■ WORK REQUIRED
Show all lines of the listing that hold the word "this".

■ THE DATA
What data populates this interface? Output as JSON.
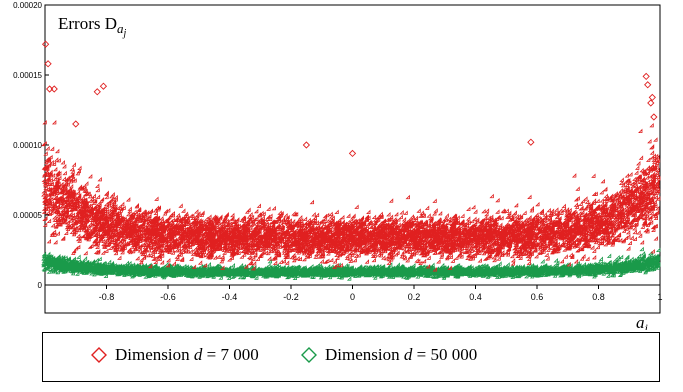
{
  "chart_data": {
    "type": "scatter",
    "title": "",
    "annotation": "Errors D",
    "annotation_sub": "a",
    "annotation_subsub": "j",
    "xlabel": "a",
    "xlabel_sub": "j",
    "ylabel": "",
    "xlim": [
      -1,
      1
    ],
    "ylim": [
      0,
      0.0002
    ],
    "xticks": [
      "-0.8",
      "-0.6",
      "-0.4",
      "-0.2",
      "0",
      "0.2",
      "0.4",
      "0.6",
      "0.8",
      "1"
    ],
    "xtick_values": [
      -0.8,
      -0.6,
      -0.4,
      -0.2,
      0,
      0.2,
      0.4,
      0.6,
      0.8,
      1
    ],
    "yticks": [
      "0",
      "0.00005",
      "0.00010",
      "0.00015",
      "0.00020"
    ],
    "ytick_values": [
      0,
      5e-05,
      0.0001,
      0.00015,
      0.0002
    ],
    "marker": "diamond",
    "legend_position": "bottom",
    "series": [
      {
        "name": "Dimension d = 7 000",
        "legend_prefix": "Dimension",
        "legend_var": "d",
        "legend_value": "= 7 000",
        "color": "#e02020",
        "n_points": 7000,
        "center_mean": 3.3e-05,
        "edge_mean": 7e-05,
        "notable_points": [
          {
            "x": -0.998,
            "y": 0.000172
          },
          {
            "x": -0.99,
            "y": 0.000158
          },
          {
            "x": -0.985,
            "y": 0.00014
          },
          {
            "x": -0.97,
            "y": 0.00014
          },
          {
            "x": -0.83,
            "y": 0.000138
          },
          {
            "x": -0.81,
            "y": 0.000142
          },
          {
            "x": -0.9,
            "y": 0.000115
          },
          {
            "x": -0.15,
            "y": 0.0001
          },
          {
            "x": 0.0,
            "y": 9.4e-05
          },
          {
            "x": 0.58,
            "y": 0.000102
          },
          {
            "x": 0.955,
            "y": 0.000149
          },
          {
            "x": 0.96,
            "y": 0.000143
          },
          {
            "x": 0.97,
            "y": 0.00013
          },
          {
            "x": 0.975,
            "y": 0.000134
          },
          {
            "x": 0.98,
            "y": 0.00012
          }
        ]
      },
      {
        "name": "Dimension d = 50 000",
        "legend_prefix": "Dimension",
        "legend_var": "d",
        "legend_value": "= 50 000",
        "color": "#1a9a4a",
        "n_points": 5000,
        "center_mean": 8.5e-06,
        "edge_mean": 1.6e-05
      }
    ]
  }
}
* * *
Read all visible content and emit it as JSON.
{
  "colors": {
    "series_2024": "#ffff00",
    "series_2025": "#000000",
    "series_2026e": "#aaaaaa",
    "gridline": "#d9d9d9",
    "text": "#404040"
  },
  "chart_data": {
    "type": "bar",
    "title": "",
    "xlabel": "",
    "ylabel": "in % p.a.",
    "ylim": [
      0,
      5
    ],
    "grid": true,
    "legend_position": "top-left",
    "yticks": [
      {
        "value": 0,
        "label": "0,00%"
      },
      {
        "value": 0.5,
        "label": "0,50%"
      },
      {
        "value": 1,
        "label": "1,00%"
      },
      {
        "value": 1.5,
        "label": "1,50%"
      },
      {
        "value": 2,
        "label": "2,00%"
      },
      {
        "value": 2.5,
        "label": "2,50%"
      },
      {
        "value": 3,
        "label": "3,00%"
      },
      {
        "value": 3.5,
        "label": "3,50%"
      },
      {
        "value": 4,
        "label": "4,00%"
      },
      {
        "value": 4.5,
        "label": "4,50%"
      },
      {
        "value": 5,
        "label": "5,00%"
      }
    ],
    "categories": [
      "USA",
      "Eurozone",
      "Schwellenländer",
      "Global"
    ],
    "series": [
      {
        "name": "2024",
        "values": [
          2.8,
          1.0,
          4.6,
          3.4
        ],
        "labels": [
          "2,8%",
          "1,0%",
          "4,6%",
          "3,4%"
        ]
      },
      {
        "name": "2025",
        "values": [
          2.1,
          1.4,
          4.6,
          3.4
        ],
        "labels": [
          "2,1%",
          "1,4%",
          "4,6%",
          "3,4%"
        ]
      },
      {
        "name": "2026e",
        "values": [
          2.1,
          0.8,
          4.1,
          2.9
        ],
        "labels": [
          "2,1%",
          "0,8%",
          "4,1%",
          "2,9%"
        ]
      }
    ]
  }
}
...
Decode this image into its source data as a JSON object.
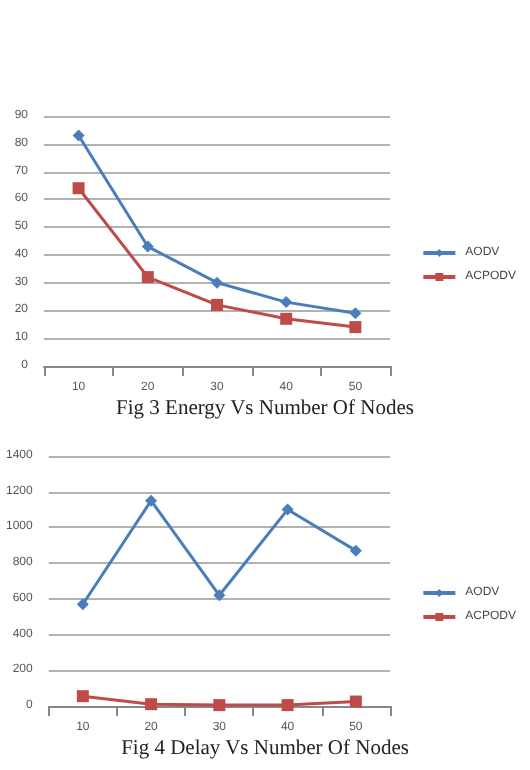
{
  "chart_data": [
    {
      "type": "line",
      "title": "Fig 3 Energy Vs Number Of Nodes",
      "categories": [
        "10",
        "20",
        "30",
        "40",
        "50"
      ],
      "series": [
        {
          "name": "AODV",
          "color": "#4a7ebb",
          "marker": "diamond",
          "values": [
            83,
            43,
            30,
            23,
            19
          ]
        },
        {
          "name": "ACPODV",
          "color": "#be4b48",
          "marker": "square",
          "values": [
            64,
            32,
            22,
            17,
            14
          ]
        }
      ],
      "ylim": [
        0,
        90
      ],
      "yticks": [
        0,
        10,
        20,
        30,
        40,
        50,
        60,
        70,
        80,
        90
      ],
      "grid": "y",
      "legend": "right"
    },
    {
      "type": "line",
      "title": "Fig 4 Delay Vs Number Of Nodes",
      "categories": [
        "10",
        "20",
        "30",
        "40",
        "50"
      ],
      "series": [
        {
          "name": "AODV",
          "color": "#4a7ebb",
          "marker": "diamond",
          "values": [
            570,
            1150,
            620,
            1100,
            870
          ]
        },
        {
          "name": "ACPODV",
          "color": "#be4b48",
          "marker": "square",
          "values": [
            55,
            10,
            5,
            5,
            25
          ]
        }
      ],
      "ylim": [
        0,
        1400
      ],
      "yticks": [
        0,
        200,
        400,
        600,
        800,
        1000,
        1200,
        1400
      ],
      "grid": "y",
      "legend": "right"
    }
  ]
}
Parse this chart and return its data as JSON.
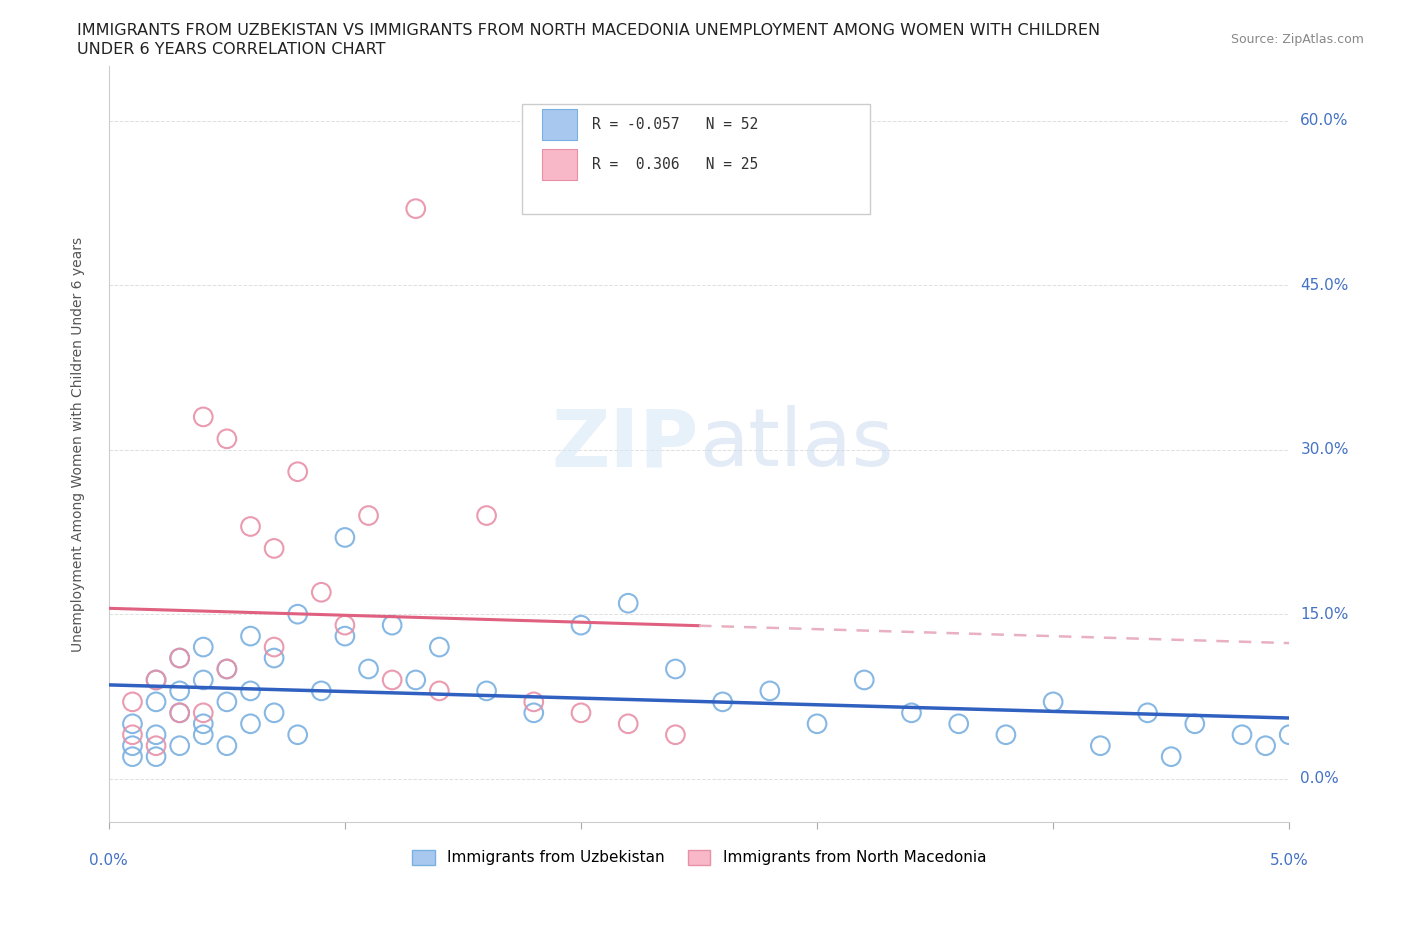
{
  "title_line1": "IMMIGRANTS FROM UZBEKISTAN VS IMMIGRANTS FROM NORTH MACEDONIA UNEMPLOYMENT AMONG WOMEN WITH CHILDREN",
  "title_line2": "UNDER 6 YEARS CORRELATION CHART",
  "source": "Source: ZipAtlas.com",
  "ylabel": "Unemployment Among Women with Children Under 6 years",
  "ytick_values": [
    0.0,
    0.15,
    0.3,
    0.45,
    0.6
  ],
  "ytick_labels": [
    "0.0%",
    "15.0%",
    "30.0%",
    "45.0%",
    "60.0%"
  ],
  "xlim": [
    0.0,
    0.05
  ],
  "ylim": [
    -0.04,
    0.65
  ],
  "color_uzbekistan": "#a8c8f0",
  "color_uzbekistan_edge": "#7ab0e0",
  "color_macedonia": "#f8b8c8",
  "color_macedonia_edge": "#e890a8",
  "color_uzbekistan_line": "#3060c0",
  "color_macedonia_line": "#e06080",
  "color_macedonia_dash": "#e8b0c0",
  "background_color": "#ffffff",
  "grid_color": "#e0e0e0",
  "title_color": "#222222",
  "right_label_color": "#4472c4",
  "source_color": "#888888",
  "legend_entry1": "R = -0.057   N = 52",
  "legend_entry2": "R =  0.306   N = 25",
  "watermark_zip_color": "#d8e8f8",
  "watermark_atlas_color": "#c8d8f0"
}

■ WRITTEN SOLUTION
What data populates this interface? Output as JSON.
Decode this image into its source data as a JSON object.
Parse this chart and return its data as JSON.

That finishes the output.